-- START Available data --

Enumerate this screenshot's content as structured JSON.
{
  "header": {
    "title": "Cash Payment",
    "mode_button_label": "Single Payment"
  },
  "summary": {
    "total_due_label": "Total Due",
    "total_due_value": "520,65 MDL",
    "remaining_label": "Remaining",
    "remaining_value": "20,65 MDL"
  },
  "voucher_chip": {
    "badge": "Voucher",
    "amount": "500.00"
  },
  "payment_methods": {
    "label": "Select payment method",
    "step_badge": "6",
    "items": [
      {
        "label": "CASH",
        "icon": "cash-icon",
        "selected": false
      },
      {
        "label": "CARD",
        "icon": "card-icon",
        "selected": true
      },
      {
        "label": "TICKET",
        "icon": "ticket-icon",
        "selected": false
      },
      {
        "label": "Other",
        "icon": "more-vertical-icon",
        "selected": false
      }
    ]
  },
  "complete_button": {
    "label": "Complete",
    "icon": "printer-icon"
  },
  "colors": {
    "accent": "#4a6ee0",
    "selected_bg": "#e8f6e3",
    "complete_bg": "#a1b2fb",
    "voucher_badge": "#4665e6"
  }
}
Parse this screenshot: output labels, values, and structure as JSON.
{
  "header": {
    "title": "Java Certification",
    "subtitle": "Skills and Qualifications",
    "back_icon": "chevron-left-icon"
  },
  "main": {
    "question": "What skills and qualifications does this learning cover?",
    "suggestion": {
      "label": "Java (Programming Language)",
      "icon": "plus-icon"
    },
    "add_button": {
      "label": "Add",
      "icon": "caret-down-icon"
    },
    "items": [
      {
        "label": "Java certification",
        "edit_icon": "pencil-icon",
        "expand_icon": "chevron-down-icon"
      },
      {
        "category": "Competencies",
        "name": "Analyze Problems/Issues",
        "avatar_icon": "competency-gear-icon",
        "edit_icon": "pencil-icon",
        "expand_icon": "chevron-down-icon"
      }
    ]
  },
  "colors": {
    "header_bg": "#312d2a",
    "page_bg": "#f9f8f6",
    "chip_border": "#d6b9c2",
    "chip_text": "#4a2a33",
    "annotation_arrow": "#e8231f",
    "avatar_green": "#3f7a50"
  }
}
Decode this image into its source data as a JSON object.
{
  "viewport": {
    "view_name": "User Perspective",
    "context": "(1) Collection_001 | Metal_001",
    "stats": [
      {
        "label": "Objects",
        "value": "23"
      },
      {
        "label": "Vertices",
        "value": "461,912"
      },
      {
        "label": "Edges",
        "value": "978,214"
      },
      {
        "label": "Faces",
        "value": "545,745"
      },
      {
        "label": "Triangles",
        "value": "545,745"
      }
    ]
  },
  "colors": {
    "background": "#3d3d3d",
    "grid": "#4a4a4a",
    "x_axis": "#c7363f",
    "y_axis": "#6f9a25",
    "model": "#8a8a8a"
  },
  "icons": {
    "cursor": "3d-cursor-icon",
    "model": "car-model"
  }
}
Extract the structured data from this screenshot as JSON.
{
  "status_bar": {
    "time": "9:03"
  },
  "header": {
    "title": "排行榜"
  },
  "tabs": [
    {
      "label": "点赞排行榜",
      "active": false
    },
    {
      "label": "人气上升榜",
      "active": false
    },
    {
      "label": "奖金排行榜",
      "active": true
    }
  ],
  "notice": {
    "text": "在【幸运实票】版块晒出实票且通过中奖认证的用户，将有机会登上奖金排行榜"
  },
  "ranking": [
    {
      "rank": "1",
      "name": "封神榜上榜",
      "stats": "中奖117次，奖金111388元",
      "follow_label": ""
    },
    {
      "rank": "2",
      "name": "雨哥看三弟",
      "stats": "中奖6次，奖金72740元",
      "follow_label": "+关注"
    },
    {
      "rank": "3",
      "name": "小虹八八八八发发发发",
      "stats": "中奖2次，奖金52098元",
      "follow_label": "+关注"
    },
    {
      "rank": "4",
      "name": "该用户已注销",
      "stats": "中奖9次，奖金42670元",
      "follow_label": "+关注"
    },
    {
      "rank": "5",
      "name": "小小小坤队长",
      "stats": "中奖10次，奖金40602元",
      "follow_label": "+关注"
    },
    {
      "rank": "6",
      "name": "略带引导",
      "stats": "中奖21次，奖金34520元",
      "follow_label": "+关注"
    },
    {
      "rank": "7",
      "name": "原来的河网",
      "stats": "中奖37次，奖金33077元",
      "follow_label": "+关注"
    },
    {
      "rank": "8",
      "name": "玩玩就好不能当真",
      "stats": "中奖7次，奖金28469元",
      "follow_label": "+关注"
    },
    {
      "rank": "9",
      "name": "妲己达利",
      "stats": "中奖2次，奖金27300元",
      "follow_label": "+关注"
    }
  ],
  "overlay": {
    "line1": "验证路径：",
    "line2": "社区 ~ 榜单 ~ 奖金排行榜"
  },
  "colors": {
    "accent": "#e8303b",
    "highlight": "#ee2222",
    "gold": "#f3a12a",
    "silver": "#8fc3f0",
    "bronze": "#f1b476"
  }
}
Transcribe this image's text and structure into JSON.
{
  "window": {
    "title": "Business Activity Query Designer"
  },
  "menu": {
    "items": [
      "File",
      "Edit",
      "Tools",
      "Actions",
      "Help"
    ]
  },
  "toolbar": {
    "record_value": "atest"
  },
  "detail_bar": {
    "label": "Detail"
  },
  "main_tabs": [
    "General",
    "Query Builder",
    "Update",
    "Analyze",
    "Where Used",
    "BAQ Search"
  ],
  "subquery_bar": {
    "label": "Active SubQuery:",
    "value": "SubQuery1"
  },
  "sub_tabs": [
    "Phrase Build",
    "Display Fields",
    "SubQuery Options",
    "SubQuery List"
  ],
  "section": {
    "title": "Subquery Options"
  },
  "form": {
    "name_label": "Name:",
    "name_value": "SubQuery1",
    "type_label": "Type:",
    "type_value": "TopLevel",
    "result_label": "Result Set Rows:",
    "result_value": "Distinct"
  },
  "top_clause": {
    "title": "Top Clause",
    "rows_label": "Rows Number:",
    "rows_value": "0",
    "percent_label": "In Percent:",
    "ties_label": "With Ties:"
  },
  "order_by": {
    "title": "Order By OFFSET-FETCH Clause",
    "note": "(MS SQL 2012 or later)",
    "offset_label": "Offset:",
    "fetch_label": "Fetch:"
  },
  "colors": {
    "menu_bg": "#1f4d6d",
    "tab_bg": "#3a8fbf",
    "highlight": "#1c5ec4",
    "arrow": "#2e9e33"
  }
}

-- END Available data --

§ **The request**: Restate each of the entries above verbatim.

§ **Written answer**:
Enumerate this screenshot's content as structured JSON.
{
  "header": {
    "title": "Cash Payment",
    "mode_button_label": "Single Payment"
  },
  "summary": {
    "total_due_label": "Total Due",
    "total_due_value": "520,65 MDL",
    "remaining_label": "Remaining",
    "remaining_value": "20,65 MDL"
  },
  "voucher_chip": {
    "badge": "Voucher",
    "amount": "500.00"
  },
  "payment_methods": {
    "label": "Select payment method",
    "step_badge": "6",
    "items": [
      {
        "label": "CASH",
        "icon": "cash-icon",
        "selected": false
      },
      {
        "label": "CARD",
        "icon": "card-icon",
        "selected": true
      },
      {
        "label": "TICKET",
        "icon": "ticket-icon",
        "selected": false
      },
      {
        "label": "Other",
        "icon": "more-vertical-icon",
        "selected": false
      }
    ]
  },
  "complete_button": {
    "label": "Complete",
    "icon": "printer-icon"
  },
  "colors": {
    "accent": "#4a6ee0",
    "selected_bg": "#e8f6e3",
    "complete_bg": "#a1b2fb",
    "voucher_badge": "#4665e6"
  }
}
Parse this screenshot: output labels, values, and structure as JSON.
{
  "header": {
    "title": "Java Certification",
    "subtitle": "Skills and Qualifications",
    "back_icon": "chevron-left-icon"
  },
  "main": {
    "question": "What skills and qualifications does this learning cover?",
    "suggestion": {
      "label": "Java (Programming Language)",
      "icon": "plus-icon"
    },
    "add_button": {
      "label": "Add",
      "icon": "caret-down-icon"
    },
    "items": [
      {
        "label": "Java certification",
        "edit_icon": "pencil-icon",
        "expand_icon": "chevron-down-icon"
      },
      {
        "category": "Competencies",
        "name": "Analyze Problems/Issues",
        "avatar_icon": "competency-gear-icon",
        "edit_icon": "pencil-icon",
        "expand_icon": "chevron-down-icon"
      }
    ]
  },
  "colors": {
    "header_bg": "#312d2a",
    "page_bg": "#f9f8f6",
    "chip_border": "#d6b9c2",
    "chip_text": "#4a2a33",
    "annotation_arrow": "#e8231f",
    "avatar_green": "#3f7a50"
  }
}
Decode this image into its source data as a JSON object.
{
  "viewport": {
    "view_name": "User Perspective",
    "context": "(1) Collection_001 | Metal_001",
    "stats": [
      {
        "label": "Objects",
        "value": "23"
      },
      {
        "label": "Vertices",
        "value": "461,912"
      },
      {
        "label": "Edges",
        "value": "978,214"
      },
      {
        "label": "Faces",
        "value": "545,745"
      },
      {
        "label": "Triangles",
        "value": "545,745"
      }
    ]
  },
  "colors": {
    "background": "#3d3d3d",
    "grid": "#4a4a4a",
    "x_axis": "#c7363f",
    "y_axis": "#6f9a25",
    "model": "#8a8a8a"
  },
  "icons": {
    "cursor": "3d-cursor-icon",
    "model": "car-model"
  }
}
Extract the structured data from this screenshot as JSON.
{
  "status_bar": {
    "time": "9:03"
  },
  "header": {
    "title": "排行榜"
  },
  "tabs": [
    {
      "label": "点赞排行榜",
      "active": false
    },
    {
      "label": "人气上升榜",
      "active": false
    },
    {
      "label": "奖金排行榜",
      "active": true
    }
  ],
  "notice": {
    "text": "在【幸运实票】版块晒出实票且通过中奖认证的用户，将有机会登上奖金排行榜"
  },
  "ranking": [
    {
      "rank": "1",
      "name": "封神榜上榜",
      "stats": "中奖117次，奖金111388元",
      "follow_label": ""
    },
    {
      "rank": "2",
      "name": "雨哥看三弟",
      "stats": "中奖6次，奖金72740元",
      "follow_label": "+关注"
    },
    {
      "rank": "3",
      "name": "小虹八八八八发发发发",
      "stats": "中奖2次，奖金52098元",
      "follow_label": "+关注"
    },
    {
      "rank": "4",
      "name": "该用户已注销",
      "stats": "中奖9次，奖金42670元",
      "follow_label": "+关注"
    },
    {
      "rank": "5",
      "name": "小小小坤队长",
      "stats": "中奖10次，奖金40602元",
      "follow_label": "+关注"
    },
    {
      "rank": "6",
      "name": "略带引导",
      "stats": "中奖21次，奖金34520元",
      "follow_label": "+关注"
    },
    {
      "rank": "7",
      "name": "原来的河网",
      "stats": "中奖37次，奖金33077元",
      "follow_label": "+关注"
    },
    {
      "rank": "8",
      "name": "玩玩就好不能当真",
      "stats": "中奖7次，奖金28469元",
      "follow_label": "+关注"
    },
    {
      "rank": "9",
      "name": "妲己达利",
      "stats": "中奖2次，奖金27300元",
      "follow_label": "+关注"
    }
  ],
  "overlay": {
    "line1": "验证路径：",
    "line2": "社区 ~ 榜单 ~ 奖金排行榜"
  },
  "colors": {
    "accent": "#e8303b",
    "highlight": "#ee2222",
    "gold": "#f3a12a",
    "silver": "#8fc3f0",
    "bronze": "#f1b476"
  }
}
Transcribe this image's text and structure into JSON.
{
  "window": {
    "title": "Business Activity Query Designer"
  },
  "menu": {
    "items": [
      "File",
      "Edit",
      "Tools",
      "Actions",
      "Help"
    ]
  },
  "toolbar": {
    "record_value": "atest"
  },
  "detail_bar": {
    "label": "Detail"
  },
  "main_tabs": [
    "General",
    "Query Builder",
    "Update",
    "Analyze",
    "Where Used",
    "BAQ Search"
  ],
  "subquery_bar": {
    "label": "Active SubQuery:",
    "value": "SubQuery1"
  },
  "sub_tabs": [
    "Phrase Build",
    "Display Fields",
    "SubQuery Options",
    "SubQuery List"
  ],
  "section": {
    "title": "Subquery Options"
  },
  "form": {
    "name_label": "Name:",
    "name_value": "SubQuery1",
    "type_label": "Type:",
    "type_value": "TopLevel",
    "result_label": "Result Set Rows:",
    "result_value": "Distinct"
  },
  "top_clause": {
    "title": "Top Clause",
    "rows_label": "Rows Number:",
    "rows_value": "0",
    "percent_label": "In Percent:",
    "ties_label": "With Ties:"
  },
  "order_by": {
    "title": "Order By OFFSET-FETCH Clause",
    "note": "(MS SQL 2012 or later)",
    "offset_label": "Offset:",
    "fetch_label": "Fetch:"
  },
  "colors": {
    "menu_bg": "#1f4d6d",
    "tab_bg": "#3a8fbf",
    "highlight": "#1c5ec4",
    "arrow": "#2e9e33"
  }
}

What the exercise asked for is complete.